» **WHAT TO PRODUCE**
Of all the lines in the material, how many include the word "отношениях"? Reply with the number alone.

» **ENTRIES PROVIDED**

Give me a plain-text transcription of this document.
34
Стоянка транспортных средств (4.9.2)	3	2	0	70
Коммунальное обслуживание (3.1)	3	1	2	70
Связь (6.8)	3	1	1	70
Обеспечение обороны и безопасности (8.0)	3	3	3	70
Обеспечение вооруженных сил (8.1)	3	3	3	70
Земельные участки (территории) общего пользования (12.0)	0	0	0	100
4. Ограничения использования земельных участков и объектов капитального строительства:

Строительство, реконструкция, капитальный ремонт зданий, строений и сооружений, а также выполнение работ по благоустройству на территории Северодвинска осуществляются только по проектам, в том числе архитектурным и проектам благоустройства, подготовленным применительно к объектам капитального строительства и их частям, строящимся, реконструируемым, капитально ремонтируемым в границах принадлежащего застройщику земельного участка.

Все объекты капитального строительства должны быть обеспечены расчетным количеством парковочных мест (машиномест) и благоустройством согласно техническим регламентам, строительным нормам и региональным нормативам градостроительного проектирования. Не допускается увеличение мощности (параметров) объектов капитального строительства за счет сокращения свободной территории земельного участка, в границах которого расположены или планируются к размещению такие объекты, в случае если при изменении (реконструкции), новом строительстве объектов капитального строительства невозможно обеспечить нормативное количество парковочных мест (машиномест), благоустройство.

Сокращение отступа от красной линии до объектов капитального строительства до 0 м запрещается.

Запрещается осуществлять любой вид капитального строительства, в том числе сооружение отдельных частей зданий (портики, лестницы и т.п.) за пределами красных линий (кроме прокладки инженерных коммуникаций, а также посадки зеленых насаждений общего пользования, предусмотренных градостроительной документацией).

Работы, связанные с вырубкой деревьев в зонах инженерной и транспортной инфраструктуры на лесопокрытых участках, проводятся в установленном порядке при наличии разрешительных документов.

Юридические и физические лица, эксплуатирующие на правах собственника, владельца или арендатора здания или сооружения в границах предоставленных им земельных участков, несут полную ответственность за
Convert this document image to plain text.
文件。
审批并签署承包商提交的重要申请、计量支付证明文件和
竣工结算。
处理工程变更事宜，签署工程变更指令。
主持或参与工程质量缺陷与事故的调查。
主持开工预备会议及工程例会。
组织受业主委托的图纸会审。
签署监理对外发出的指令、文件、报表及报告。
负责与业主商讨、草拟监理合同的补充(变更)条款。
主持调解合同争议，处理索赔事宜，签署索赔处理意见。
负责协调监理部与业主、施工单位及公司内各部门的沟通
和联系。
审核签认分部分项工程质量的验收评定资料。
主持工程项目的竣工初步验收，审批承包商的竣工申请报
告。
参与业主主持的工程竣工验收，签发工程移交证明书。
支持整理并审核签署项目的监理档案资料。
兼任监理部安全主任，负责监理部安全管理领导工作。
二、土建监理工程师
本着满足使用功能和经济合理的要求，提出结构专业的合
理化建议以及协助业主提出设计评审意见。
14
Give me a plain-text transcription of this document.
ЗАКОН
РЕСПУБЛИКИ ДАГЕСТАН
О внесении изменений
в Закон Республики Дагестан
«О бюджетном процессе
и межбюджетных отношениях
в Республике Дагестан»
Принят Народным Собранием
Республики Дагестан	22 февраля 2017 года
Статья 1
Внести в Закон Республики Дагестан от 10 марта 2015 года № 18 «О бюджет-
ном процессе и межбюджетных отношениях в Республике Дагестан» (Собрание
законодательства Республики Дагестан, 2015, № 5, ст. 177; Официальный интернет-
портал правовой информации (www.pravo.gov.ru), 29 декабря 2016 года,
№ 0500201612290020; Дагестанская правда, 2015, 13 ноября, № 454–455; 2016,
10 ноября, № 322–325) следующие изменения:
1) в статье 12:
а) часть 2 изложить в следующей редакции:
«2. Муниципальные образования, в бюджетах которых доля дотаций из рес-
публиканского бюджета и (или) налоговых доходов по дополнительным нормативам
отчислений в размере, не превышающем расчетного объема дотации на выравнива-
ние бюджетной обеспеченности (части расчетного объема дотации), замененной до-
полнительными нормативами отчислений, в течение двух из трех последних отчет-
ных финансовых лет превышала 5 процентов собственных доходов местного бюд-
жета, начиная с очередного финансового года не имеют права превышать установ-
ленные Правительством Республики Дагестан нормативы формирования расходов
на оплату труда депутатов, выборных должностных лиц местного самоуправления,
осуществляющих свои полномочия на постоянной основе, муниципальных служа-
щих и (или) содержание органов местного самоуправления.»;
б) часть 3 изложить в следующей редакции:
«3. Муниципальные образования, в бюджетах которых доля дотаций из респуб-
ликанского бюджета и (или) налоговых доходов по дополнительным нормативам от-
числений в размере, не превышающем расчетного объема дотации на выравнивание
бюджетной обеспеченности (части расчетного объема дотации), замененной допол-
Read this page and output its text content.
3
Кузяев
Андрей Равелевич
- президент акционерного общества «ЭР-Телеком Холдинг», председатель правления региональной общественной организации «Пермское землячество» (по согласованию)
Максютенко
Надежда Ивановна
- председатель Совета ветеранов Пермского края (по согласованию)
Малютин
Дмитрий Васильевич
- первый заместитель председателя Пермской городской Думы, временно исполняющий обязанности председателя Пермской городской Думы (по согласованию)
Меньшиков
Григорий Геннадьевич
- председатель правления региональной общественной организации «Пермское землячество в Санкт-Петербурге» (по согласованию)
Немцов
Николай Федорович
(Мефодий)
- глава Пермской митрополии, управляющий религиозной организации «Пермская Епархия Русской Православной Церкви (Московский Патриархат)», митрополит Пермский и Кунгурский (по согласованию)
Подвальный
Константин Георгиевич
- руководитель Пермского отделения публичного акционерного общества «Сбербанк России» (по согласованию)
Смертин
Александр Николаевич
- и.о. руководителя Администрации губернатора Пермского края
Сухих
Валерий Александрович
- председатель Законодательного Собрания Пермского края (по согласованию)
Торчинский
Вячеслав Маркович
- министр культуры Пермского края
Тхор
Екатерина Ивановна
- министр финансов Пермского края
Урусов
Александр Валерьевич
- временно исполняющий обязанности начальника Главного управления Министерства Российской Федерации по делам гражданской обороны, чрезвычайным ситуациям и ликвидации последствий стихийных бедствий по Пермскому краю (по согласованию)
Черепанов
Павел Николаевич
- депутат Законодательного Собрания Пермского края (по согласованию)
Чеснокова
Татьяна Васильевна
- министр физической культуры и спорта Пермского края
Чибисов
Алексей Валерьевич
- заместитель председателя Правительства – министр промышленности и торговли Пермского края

» **ANSWER TO THIS PROBLEM**
2